* Begin Entries provided *

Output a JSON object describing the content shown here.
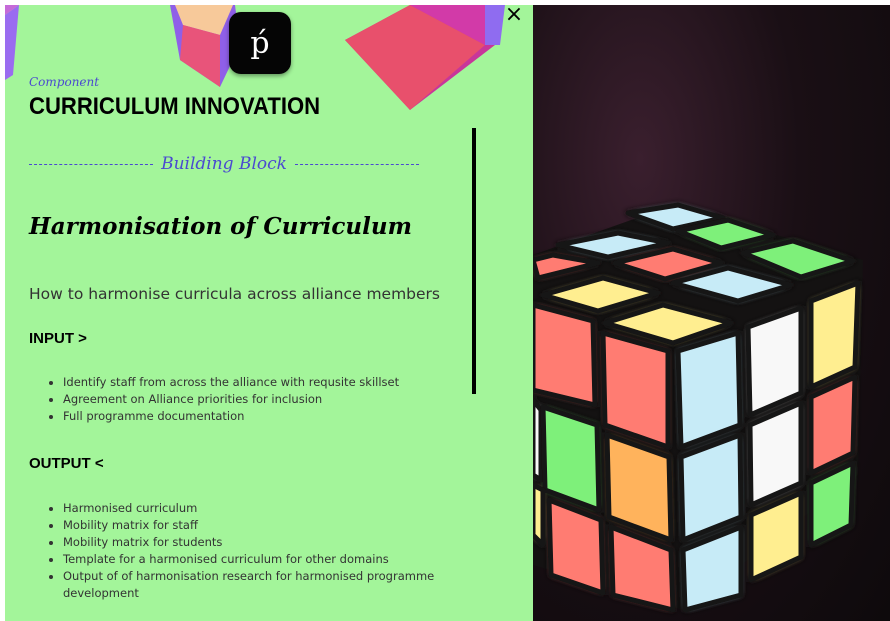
{
  "close": {
    "symbol": "×"
  },
  "logo": {
    "glyph": "ṕ"
  },
  "component": {
    "label": "Component",
    "title": "CURRICULUM INNOVATION"
  },
  "building_block": {
    "label": "Building Block",
    "title": "Harmonisation of Curriculum",
    "description": "How to harmonise curricula across alliance members"
  },
  "input": {
    "heading": "INPUT >",
    "items": [
      "Identify staff from across the alliance with requsite skillset",
      "Agreement on Alliance priorities for inclusion",
      "Full programme documentation"
    ]
  },
  "output": {
    "heading": "OUTPUT <",
    "items": [
      "Harmonised curriculum",
      "Mobility matrix for staff",
      "Mobility matrix for students",
      "Template for a harmonised curriculum for other domains",
      "Output of of harmonisation research for harmonised programme development"
    ]
  },
  "colors": {
    "panel_bg": "#a3f59a",
    "accent": "#4a4ad0",
    "cube_red": "#ff7b72",
    "cube_yellow": "#ffee90",
    "cube_blue": "#c7ebf7",
    "cube_green": "#7ef07a",
    "cube_white": "#f8f8f8",
    "cube_orange": "#ffb35c"
  },
  "decor": {
    "image": "rubiks-cube-image"
  }
}
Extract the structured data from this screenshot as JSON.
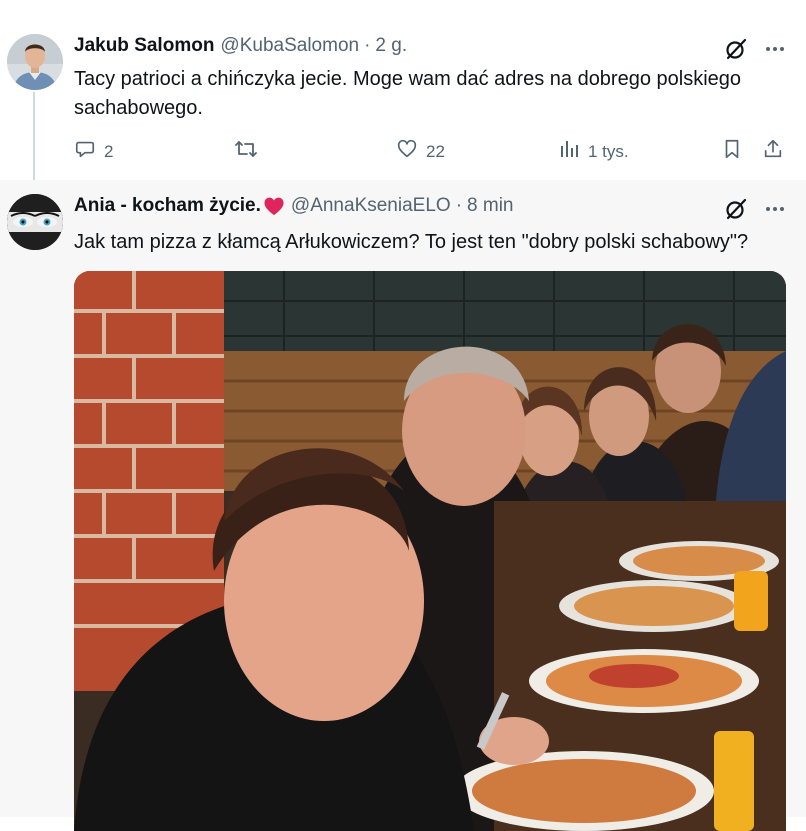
{
  "tweets": [
    {
      "name": "Jakub Salomon",
      "handle": "@KubaSalomon",
      "separator": "·",
      "time": "2 g.",
      "text": "Tacy patrioci a chińczyka jecie. Moge wam dać adres na dobrego polskiego sachabowego.",
      "replies": "2",
      "reposts": "",
      "likes": "22",
      "views": "1 tys.",
      "icons": [
        "grok-icon",
        "more-icon",
        "reply-icon",
        "repost-icon",
        "like-icon",
        "views-icon",
        "bookmark-icon",
        "share-icon"
      ]
    },
    {
      "name": "Ania - kocham życie.",
      "handle": "@AnnaKseniaELO",
      "separator": "·",
      "time": "8 min",
      "text": "Jak tam pizza z kłamcą Arłukowiczem? To jest ten \"dobry polski schabowy\"?",
      "icons": [
        "heart-emoji-icon",
        "grok-icon",
        "more-icon"
      ],
      "media": "photo"
    }
  ],
  "colors": {
    "text": "#0f1419",
    "secondary": "#536471",
    "heart": "#e0245e",
    "thread_line": "#cfd9de",
    "reply_background": "#f7f7f7"
  }
}
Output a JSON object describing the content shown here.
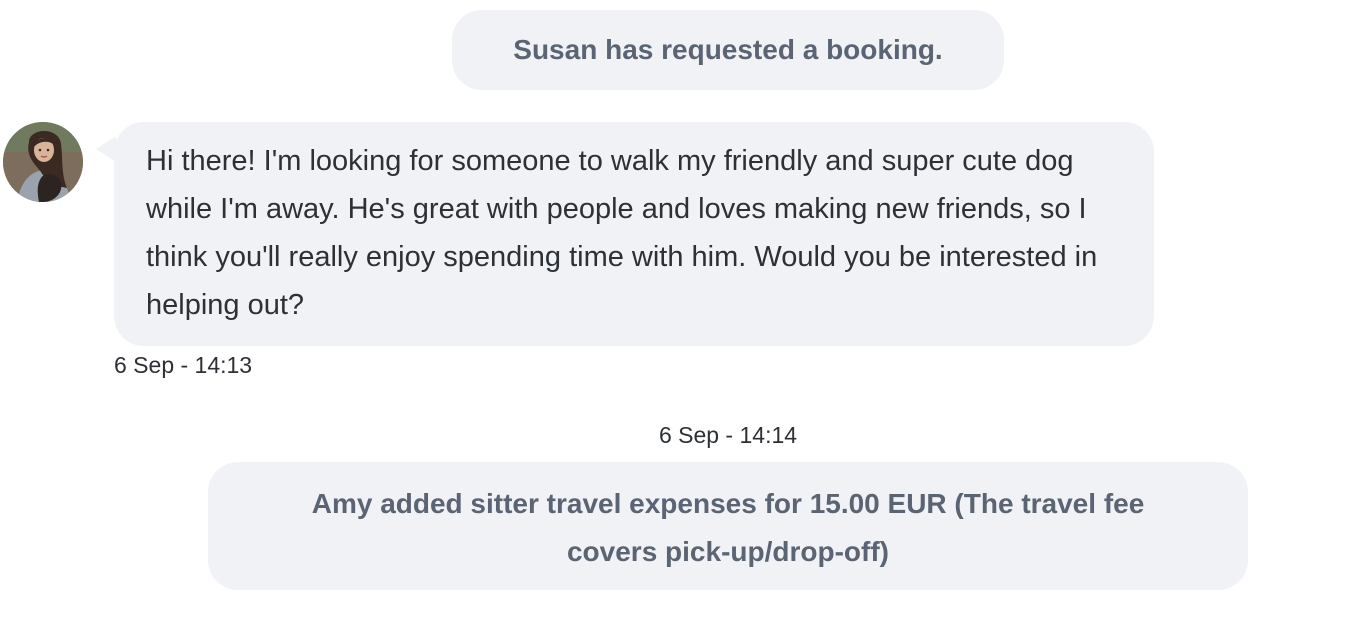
{
  "conversation": {
    "system_message_1": "Susan has requested a booking.",
    "message": {
      "avatar": "user-avatar-photo",
      "text": "Hi there! I'm looking for someone to walk my friendly and super cute dog while I'm away. He's great with people and loves making new friends, so I think you'll really enjoy spending time with him. Would you be interested in helping out?",
      "timestamp": "6 Sep - 14:13"
    },
    "timestamp_2": "6 Sep - 14:14",
    "system_message_2": "Amy added sitter travel expenses for 15.00 EUR (The travel fee covers pick-up/drop-off)"
  },
  "colors": {
    "bubble_bg": "#f0f2f6",
    "system_text": "#5a6472",
    "message_text": "#2d3136"
  }
}
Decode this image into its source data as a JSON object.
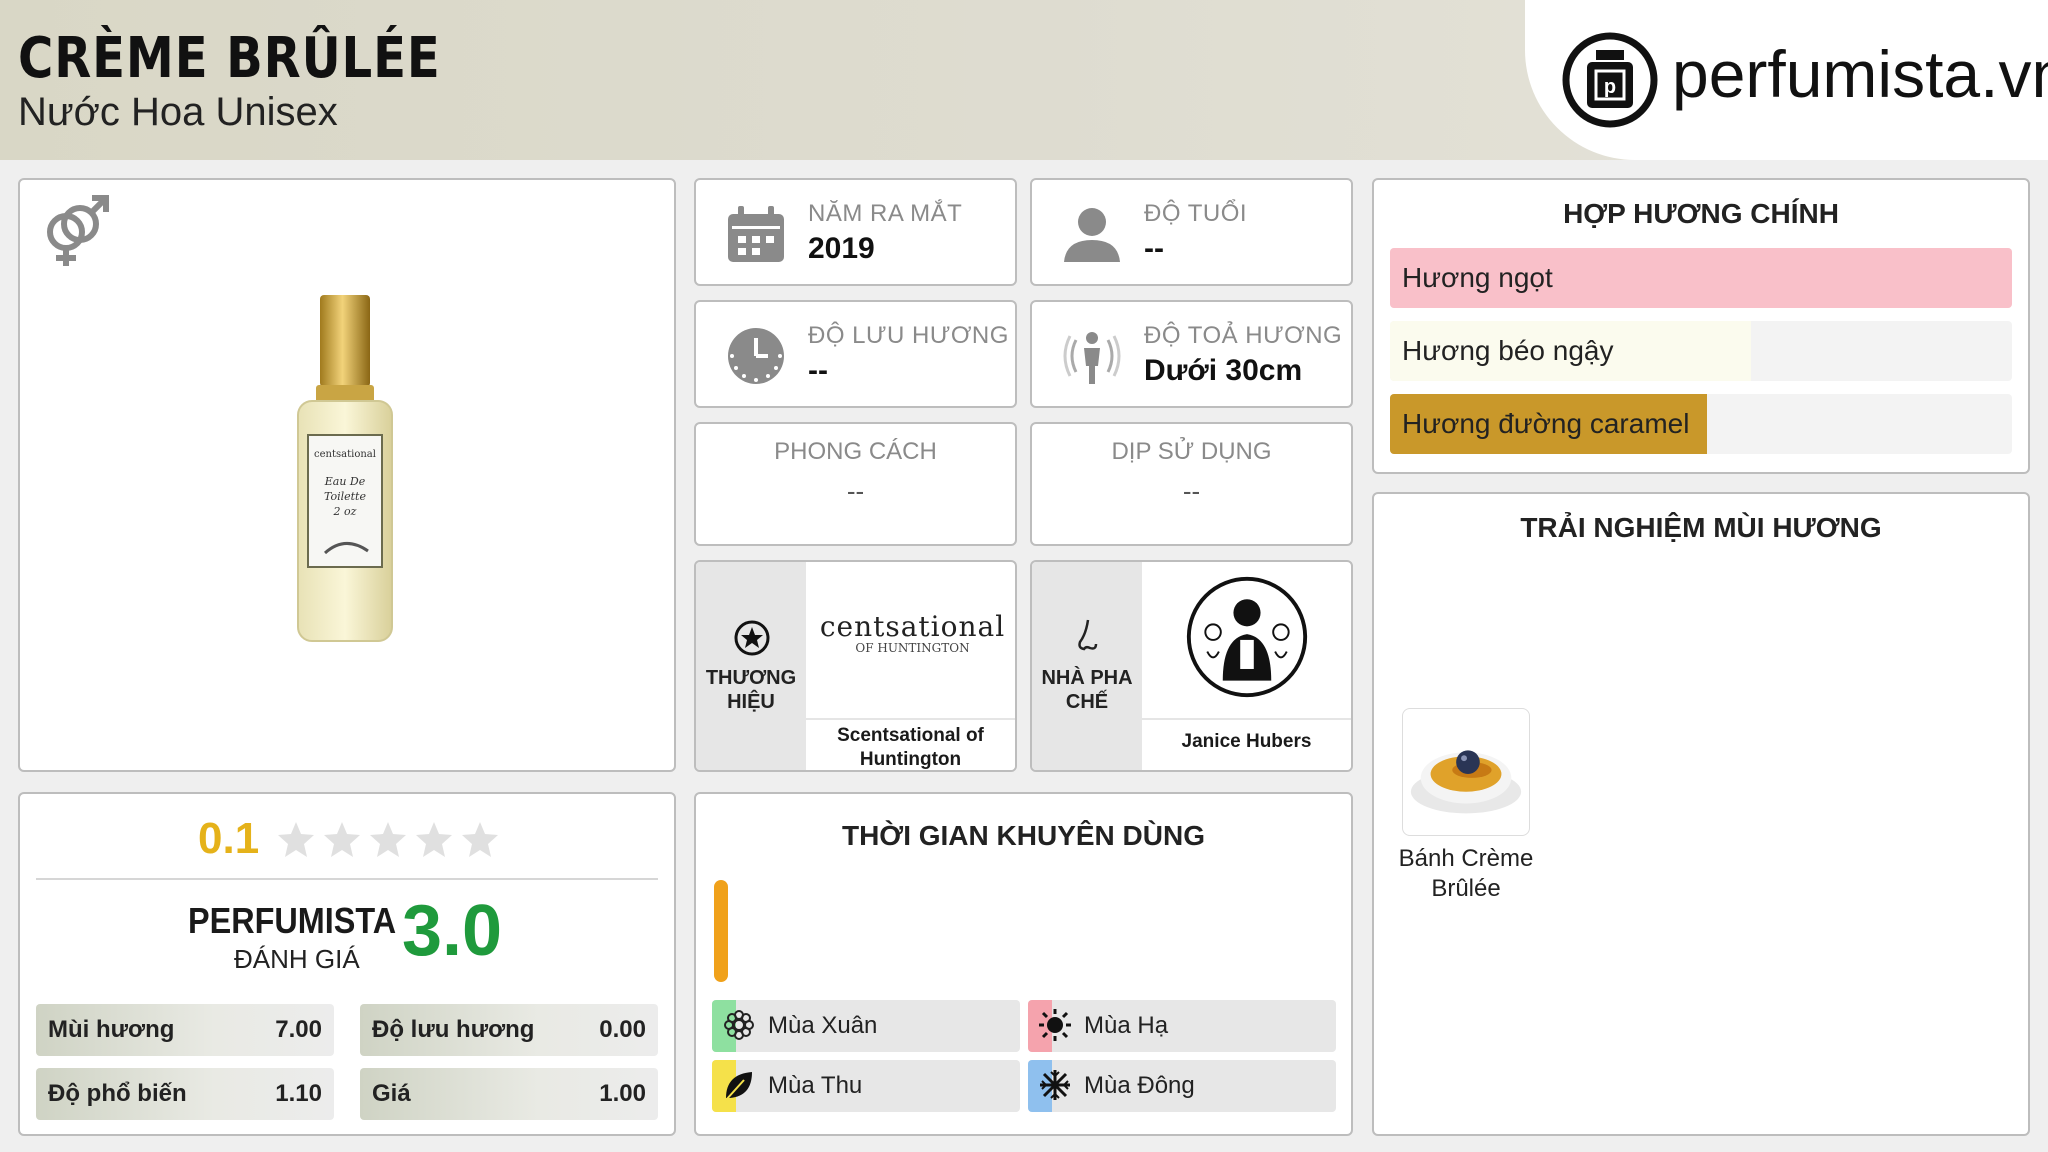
{
  "header": {
    "title": "CRÈME BRÛLÉE",
    "subtitle": "Nước Hoa Unisex",
    "logo_text": "perfumista.vn"
  },
  "product": {
    "gender_icon": "gender-unisex-icon",
    "image": "perfume-bottle-image"
  },
  "info": {
    "launch": {
      "label": "NĂM RA MẮT",
      "value": "2019",
      "icon": "calendar-icon"
    },
    "age": {
      "label": "ĐỘ TUỔI",
      "value": "--",
      "icon": "person-icon"
    },
    "longevity": {
      "label": "ĐỘ LƯU HƯƠNG",
      "value": "--",
      "icon": "clock-icon"
    },
    "sillage": {
      "label": "ĐỘ TOẢ HƯƠNG",
      "value": "Dưới 30cm",
      "icon": "sillage-icon"
    },
    "style": {
      "label": "PHONG CÁCH",
      "value": "--"
    },
    "occasion": {
      "label": "DỊP SỬ DỤNG",
      "value": "--"
    }
  },
  "brand": {
    "label_line1": "THƯƠNG",
    "label_line2": "HIỆU",
    "logo_word": "centsational",
    "logo_sub": "OF HUNTINGTON",
    "name_line1": "Scentsational of",
    "name_line2": "Huntington"
  },
  "perfumer": {
    "label_line1": "NHÀ PHA",
    "label_line2": "CHẾ",
    "name": "Janice Hubers"
  },
  "accords": {
    "title": "HỢP HƯƠNG CHÍNH",
    "items": [
      {
        "label": "Hương ngọt",
        "fraction": 1.0,
        "color": "#f9c0c9"
      },
      {
        "label": "Hương béo ngậy",
        "fraction": 0.58,
        "color": "#fbfbee"
      },
      {
        "label": "Hương đường caramel",
        "fraction": 0.51,
        "color": "#c9982a"
      }
    ]
  },
  "experience": {
    "title": "TRẢI NGHIỆM MÙI HƯƠNG",
    "note_line1": "Bánh Crème",
    "note_line2": "Brûlée"
  },
  "rating": {
    "user_score": "0.1",
    "stars_filled": 0.02,
    "stars_total": 5,
    "brand_label": "PERFUMISTA",
    "sub_label": "ĐÁNH GIÁ",
    "perfumista_score": "3.0",
    "score_color": "#1f9a3c",
    "user_score_color": "#e5b21a",
    "scores": [
      {
        "label": "Mùi hương",
        "value": "7.00"
      },
      {
        "label": "Độ lưu hương",
        "value": "0.00"
      },
      {
        "label": "Độ phổ biến",
        "value": "1.10"
      },
      {
        "label": "Giá",
        "value": "1.00"
      }
    ]
  },
  "seasons": {
    "title": "THỜI GIAN KHUYÊN DÙNG",
    "time_bar_color": "#f0a11a",
    "items": [
      {
        "label": "Mùa Xuân",
        "color": "#8ee0a0",
        "icon": "flower-icon"
      },
      {
        "label": "Mùa Hạ",
        "color": "#f5a3ad",
        "icon": "sun-icon"
      },
      {
        "label": "Mùa Thu",
        "color": "#f5e14a",
        "icon": "leaf-icon"
      },
      {
        "label": "Mùa Đông",
        "color": "#8fc0ee",
        "icon": "snowflake-icon"
      }
    ]
  }
}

* End Entries provided *

- _Task description_:
Find the word "across" and list each line it appears in.

- _Answer to the task_:
    "description": "How to harmonise curricula across alliance members"
      "Identify staff from across the alliance with requsite skillset",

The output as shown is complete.